## Begin

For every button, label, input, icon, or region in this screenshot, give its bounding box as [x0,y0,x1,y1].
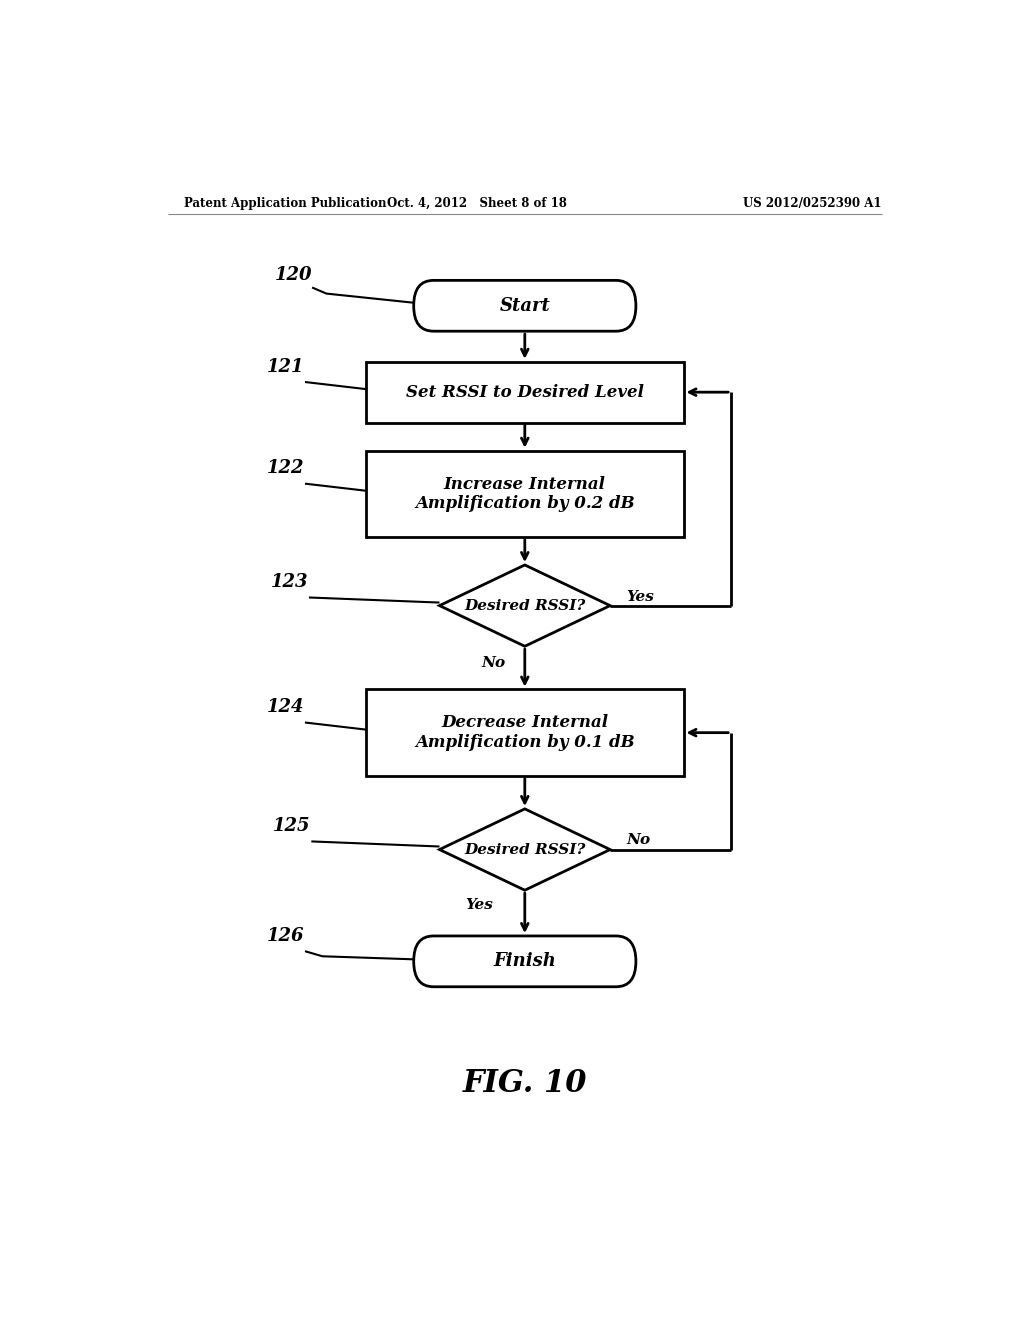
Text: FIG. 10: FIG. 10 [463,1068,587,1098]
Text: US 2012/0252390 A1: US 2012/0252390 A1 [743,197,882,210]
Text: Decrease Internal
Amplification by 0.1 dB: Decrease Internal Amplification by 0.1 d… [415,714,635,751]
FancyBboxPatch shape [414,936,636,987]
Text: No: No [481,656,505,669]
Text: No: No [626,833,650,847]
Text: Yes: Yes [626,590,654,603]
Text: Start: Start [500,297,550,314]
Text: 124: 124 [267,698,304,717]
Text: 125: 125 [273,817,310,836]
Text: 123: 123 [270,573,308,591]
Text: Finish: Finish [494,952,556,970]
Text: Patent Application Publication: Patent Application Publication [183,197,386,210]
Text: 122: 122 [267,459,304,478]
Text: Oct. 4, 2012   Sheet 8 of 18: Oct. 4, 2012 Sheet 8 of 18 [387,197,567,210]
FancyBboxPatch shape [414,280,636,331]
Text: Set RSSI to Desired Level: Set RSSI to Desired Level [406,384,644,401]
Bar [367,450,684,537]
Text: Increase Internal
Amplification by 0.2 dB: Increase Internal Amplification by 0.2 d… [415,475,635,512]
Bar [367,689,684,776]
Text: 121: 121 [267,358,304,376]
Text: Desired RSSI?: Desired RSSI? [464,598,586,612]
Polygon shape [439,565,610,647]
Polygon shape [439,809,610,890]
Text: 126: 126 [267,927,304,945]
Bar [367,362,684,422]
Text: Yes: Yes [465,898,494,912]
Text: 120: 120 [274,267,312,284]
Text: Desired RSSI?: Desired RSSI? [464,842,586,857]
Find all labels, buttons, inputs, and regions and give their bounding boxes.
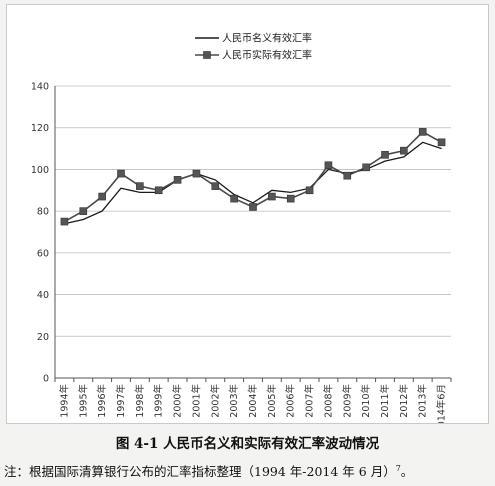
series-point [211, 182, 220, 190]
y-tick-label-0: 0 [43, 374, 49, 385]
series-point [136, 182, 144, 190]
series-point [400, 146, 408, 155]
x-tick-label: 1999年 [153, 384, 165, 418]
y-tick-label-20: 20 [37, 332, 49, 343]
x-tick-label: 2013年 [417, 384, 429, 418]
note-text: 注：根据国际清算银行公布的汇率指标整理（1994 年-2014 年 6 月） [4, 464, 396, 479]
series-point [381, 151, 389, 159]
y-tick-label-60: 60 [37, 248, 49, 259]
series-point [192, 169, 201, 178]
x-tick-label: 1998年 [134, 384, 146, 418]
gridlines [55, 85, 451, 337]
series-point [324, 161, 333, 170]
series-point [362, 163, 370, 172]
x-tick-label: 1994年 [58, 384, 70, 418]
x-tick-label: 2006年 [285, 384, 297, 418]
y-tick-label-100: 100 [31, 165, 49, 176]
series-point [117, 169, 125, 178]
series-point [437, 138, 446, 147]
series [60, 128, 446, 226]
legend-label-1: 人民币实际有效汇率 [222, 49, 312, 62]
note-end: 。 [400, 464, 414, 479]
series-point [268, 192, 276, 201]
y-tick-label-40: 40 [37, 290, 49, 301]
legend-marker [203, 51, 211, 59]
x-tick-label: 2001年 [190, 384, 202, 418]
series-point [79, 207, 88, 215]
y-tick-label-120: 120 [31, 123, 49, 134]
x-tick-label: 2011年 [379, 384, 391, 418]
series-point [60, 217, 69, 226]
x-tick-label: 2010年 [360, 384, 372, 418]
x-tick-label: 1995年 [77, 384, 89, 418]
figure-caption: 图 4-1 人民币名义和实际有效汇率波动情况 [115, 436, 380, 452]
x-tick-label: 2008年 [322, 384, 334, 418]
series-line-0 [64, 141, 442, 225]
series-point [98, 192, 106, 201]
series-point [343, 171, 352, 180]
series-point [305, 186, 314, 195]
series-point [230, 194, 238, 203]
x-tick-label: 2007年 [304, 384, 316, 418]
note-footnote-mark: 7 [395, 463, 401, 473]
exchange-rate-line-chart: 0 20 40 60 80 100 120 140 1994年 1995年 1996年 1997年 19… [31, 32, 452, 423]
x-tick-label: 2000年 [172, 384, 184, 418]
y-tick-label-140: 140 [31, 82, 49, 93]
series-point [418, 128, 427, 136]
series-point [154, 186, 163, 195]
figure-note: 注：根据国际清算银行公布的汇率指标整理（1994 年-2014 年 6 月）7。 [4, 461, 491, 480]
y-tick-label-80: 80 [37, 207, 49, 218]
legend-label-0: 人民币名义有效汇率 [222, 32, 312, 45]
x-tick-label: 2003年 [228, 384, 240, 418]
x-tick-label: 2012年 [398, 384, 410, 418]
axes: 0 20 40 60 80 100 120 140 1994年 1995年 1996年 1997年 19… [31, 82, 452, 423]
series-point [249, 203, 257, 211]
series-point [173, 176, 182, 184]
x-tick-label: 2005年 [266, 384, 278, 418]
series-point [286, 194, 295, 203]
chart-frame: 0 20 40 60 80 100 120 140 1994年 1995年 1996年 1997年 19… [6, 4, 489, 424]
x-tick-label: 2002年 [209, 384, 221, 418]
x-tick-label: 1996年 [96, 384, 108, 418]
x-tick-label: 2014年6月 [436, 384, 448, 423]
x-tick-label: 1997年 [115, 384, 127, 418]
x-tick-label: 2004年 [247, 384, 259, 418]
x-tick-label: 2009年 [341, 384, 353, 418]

## End

* [Task directions]: Find each line in the listing above that contains the word "give" and copy it.

* [Full output]:
For every button, label, input, icon, or region in this screenshot, give its bounding box as [x0,y0,x1,y1].
Find all labels, buttons, inputs, and regions and give their bounding boxes.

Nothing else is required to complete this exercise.